### Текст для изучения
━━━━━━━━━━
Дзержинский - Тишков Арсений Васильевич. Страница 7
«Я нахожусь теперь в Нолинске, где должен пробыть три года, если меня не возьмут в солдаты и не сошлют служить в Сибирь на китайскую границу, на реку Амур или еще куда-либо. Работу найти здесь почти невозможно, если не считать, здешней махорочной фабрики, на которой можно заработать рублей 7 в месяц…»
«Нолинск, Нолинск!» — Альдона с трудом разыскала его на карте.
«Население здесь едва достигает 5 тысяч жителей, — продолжала она читать. — Несколько ссыльных из Москвы и Питера, значит, есть с кем поболтать, однако беда в том, что мне противна болтовня, а работать так, чтобы чувствовать, что живешь, живешь не бесполезно, здесь негде и не над кем».
Альдона вспоминает, как, получив это письмо, она немедленно написала брату. Одно за другим отправила два письма. Постаралась вложить в них всю свою любовь, боль и опасения за его судьбу. Снова она умоляла Феликса стать «благоразумным», жить как все.
━━━━━━━━━━
Собранные данные
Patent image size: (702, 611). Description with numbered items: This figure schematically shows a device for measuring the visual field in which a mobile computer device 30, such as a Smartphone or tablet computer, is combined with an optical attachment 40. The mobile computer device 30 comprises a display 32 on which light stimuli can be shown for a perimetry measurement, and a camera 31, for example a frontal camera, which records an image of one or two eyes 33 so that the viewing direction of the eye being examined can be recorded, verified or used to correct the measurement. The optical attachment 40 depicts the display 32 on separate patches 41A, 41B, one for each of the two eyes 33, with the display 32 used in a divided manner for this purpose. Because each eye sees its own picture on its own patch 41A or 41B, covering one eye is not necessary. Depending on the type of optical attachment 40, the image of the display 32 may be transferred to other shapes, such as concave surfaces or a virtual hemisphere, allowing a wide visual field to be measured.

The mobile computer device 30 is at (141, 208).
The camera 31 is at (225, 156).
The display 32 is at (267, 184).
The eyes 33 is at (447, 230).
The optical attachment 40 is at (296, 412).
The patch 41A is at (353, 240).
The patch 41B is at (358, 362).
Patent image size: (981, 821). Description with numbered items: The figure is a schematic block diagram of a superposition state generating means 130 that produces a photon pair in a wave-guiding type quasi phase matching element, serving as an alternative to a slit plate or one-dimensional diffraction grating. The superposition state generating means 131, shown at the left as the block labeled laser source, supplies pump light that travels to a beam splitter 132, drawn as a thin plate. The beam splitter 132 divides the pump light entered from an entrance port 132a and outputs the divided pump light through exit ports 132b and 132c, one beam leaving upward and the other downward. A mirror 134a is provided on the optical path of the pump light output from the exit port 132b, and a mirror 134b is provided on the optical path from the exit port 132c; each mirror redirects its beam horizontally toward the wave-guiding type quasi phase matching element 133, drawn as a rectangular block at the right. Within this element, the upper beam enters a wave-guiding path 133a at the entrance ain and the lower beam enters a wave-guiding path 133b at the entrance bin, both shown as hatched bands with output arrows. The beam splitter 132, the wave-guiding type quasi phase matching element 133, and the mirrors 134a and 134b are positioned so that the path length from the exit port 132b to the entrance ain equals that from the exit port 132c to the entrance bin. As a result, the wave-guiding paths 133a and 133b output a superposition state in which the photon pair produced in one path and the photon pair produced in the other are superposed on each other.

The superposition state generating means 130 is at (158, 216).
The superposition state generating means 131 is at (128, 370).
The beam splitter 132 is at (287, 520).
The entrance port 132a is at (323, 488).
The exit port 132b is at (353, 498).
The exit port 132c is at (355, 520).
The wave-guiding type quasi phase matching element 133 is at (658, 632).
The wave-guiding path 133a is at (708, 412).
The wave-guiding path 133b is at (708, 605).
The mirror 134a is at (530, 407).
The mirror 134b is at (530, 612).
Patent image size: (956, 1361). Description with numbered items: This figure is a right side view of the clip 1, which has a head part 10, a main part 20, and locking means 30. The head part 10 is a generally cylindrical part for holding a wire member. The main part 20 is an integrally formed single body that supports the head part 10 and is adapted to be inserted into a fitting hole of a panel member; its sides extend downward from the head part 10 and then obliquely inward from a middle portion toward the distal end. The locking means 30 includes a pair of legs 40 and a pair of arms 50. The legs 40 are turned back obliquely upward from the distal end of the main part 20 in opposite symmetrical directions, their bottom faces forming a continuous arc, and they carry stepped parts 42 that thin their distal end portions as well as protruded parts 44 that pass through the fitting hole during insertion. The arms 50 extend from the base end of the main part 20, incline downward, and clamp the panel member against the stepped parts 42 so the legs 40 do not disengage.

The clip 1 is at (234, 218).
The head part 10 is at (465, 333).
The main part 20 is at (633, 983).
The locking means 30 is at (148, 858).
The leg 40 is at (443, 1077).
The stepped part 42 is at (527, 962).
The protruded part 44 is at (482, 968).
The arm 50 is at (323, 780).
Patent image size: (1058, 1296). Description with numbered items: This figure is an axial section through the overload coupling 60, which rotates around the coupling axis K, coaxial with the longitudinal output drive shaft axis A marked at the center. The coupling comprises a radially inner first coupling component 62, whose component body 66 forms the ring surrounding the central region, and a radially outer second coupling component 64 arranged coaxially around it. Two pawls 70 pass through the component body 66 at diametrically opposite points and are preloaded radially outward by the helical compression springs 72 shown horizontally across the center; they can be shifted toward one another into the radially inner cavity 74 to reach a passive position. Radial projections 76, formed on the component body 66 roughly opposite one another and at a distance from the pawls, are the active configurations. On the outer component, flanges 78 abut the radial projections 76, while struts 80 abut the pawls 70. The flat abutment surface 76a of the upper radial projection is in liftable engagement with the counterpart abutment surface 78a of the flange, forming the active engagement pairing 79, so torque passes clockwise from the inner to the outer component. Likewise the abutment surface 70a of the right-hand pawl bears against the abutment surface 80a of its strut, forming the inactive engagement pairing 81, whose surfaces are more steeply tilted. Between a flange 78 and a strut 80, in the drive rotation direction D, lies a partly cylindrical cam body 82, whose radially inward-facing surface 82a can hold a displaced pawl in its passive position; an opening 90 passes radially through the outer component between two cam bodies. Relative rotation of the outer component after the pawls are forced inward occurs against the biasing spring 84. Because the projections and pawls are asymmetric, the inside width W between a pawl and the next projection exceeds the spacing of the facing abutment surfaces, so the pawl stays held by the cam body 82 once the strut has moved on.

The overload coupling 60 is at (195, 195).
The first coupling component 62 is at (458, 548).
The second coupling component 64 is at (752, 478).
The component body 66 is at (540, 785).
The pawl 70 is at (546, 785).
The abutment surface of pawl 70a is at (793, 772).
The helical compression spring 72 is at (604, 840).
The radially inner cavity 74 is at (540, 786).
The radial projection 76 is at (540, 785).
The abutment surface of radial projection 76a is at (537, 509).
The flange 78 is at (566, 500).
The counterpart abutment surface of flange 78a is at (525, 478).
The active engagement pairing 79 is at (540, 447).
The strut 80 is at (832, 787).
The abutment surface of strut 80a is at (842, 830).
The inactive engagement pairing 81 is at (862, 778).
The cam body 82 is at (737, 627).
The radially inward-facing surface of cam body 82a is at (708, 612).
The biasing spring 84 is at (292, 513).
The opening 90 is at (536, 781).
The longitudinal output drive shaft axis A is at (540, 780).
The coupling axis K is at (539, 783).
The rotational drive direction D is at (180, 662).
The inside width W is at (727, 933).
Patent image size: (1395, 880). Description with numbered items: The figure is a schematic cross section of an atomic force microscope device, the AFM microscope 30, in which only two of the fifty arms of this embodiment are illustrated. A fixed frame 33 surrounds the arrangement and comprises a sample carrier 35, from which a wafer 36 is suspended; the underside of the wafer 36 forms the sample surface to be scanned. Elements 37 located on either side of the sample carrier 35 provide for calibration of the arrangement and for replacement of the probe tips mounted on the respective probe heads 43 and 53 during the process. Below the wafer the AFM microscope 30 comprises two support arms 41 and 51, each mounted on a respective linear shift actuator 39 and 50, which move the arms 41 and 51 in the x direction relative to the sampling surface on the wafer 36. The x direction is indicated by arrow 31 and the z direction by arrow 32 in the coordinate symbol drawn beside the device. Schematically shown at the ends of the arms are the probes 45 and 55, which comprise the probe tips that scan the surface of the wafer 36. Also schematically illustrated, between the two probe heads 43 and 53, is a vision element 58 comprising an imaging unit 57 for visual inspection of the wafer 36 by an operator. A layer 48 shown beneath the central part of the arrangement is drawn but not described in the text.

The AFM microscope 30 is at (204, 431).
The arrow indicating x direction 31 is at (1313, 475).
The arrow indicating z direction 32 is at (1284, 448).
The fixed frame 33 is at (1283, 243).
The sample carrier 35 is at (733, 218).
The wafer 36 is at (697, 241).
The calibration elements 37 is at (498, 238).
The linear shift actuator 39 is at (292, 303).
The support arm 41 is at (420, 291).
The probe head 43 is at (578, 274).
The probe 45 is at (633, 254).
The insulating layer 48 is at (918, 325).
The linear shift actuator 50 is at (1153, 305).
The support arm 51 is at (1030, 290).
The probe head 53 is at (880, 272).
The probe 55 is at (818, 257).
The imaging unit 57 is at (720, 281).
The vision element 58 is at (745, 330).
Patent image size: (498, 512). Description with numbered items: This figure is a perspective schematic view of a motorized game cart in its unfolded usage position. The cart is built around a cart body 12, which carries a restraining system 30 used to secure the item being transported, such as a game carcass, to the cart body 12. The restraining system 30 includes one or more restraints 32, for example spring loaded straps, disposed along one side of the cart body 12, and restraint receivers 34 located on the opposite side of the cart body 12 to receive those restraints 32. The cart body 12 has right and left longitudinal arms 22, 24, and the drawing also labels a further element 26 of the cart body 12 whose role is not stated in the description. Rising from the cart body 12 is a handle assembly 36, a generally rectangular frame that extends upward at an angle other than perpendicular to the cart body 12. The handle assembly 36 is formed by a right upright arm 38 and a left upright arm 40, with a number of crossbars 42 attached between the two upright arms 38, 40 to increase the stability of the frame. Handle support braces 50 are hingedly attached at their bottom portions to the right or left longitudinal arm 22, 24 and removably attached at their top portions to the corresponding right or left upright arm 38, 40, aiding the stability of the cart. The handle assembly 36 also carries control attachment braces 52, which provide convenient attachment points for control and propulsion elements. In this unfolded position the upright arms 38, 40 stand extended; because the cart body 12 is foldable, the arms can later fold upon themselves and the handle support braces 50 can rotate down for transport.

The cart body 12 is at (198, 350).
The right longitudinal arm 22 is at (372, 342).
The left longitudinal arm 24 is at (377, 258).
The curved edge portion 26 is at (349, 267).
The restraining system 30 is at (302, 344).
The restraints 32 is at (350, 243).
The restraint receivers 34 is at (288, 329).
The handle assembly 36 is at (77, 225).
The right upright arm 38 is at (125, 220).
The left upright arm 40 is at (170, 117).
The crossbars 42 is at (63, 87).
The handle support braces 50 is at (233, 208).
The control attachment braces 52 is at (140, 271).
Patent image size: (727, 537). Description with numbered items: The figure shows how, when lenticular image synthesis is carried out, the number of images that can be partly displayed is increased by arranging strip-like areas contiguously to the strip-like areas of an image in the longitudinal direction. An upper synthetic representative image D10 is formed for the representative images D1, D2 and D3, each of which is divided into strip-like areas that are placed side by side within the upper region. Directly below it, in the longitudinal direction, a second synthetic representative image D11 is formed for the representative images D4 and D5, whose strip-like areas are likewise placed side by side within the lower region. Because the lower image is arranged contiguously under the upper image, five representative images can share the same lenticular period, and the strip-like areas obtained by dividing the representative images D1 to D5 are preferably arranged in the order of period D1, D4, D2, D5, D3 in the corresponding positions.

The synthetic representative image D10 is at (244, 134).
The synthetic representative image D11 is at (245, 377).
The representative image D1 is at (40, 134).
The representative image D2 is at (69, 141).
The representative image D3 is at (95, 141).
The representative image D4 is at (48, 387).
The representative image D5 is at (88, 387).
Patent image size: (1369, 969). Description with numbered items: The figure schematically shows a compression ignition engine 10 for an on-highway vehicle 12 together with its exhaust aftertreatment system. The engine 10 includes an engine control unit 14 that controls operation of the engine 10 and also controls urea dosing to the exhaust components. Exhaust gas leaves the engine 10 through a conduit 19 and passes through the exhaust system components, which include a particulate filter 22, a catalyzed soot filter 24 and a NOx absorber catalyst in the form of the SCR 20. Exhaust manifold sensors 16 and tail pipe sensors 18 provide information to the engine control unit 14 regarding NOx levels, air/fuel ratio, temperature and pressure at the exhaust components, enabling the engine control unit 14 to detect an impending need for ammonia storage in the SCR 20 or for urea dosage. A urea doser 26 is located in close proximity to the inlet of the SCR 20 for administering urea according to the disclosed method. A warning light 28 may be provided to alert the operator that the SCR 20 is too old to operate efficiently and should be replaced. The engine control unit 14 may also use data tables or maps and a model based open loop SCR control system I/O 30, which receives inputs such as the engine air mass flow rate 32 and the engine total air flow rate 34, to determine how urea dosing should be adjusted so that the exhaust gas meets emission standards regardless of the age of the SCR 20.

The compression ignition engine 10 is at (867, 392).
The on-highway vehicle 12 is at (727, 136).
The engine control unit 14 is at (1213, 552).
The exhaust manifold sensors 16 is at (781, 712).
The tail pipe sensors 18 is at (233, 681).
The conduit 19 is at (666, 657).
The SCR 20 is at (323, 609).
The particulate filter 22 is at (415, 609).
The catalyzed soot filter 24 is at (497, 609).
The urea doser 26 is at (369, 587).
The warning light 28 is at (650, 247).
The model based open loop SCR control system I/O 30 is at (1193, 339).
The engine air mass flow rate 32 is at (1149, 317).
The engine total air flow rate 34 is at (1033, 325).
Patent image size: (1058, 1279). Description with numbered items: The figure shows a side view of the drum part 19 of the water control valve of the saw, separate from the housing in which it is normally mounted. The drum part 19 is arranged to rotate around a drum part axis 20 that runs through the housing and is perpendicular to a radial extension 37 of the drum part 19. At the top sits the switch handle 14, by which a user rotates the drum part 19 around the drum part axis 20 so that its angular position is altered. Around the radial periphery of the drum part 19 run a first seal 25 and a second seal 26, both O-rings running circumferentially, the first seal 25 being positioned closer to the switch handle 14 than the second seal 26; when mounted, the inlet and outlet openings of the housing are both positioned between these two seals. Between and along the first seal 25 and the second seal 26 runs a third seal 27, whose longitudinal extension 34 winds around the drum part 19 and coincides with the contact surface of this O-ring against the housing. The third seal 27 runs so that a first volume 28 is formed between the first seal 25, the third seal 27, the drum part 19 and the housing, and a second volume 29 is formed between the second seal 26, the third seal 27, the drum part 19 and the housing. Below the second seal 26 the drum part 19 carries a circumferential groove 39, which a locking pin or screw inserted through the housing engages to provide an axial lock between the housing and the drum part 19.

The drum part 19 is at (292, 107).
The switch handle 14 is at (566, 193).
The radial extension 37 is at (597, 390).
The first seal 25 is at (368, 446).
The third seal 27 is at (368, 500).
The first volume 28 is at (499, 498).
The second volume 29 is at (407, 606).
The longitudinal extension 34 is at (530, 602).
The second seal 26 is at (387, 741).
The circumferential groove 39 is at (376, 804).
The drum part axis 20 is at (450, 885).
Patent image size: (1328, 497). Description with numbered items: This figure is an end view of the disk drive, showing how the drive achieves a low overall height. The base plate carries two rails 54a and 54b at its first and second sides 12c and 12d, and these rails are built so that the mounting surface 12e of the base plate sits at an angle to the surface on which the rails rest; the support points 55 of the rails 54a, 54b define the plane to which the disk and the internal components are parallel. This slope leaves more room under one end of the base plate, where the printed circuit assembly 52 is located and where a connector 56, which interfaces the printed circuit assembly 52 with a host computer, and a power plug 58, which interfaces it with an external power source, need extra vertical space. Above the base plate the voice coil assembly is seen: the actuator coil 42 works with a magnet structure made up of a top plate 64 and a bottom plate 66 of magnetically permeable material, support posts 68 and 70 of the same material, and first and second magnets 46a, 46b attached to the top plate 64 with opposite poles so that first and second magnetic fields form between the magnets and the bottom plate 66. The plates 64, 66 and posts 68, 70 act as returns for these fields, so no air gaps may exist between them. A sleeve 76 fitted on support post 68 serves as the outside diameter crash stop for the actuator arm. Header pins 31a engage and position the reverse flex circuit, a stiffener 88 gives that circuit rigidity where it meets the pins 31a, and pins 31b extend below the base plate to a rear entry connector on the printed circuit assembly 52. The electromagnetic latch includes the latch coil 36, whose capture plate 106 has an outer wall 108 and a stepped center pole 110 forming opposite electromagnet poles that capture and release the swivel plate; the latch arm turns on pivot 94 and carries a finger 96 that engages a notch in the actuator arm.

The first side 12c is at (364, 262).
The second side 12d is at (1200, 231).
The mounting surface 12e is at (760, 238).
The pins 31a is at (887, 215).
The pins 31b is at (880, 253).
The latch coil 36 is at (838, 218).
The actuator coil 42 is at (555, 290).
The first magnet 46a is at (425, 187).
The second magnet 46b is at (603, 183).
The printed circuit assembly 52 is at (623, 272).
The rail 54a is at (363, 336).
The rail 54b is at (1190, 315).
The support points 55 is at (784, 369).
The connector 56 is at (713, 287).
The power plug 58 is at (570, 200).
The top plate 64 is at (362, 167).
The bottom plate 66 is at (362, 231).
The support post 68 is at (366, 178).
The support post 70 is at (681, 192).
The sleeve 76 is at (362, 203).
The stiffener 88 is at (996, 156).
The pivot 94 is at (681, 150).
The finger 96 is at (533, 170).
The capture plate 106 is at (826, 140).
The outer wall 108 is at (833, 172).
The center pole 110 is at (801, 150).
━━━━━━━━━━
### Набор заданий
a) Ответьте на вопросы по отрывку о ссылке в Нолинск:
(i) Сколько лет автор письма должен пробыть в Нолинске?
(ii) Сколько можно заработать в месяц на здешней махорочной фабрике?
(iii) Сколько писем Альдона отправила брату, получив это письмо?
b) Перепишите без изменений часть отрывка о ссылке в Нолинск: начните с места, где стоят слова «Альдона вспоминает, как, получив», и остановитесь после слов «жить как все.».
c) Подхватите повествование отрывка о ссылке в Нолинск и продолжите его после последнего предложения.
Данные для выполнения заданий не понадобятся.

### Ответы к заданиям
a)
(i) Три года.
(ii) Рублей 7.
(iii) Два.

b)
Альдона вспоминает, как, получив это письмо, она немедленно написала брату. Одно за другим отправила два письма. Постаралась вложить в них всю свою любовь, боль и опасения за его судьбу. Снова она умоляла Феликса стать «благоразумным», жить как все.

c)
И вот его ответ: «Дорогая Альдона! Ты совсем не понимаешь и не знаешь меня. Ты знала меня ребенком, подростком, но теперь, как мне кажется, я могу уже называть себя взрослым, с установившимися взглядами человеком, и жизнь может меня лишь уничтожить, подобно тому как буря валит столетние дубы, но никогда не изменит меня. Я не могу ни изменить себя, ни измениться. Мне уже невозможно вернуться назад. Условия жизни дали мне такое направление, что то течение, которое захватило меня, для того только выкинуло меня на некоторое время на безлюдный берег, чтобы затем с новой силой захватить меня и нести с собой все дальше и дальше, пока я до конца не изношусь в борьбе, т. е. пределом моей борьбы может быть лишь могила…»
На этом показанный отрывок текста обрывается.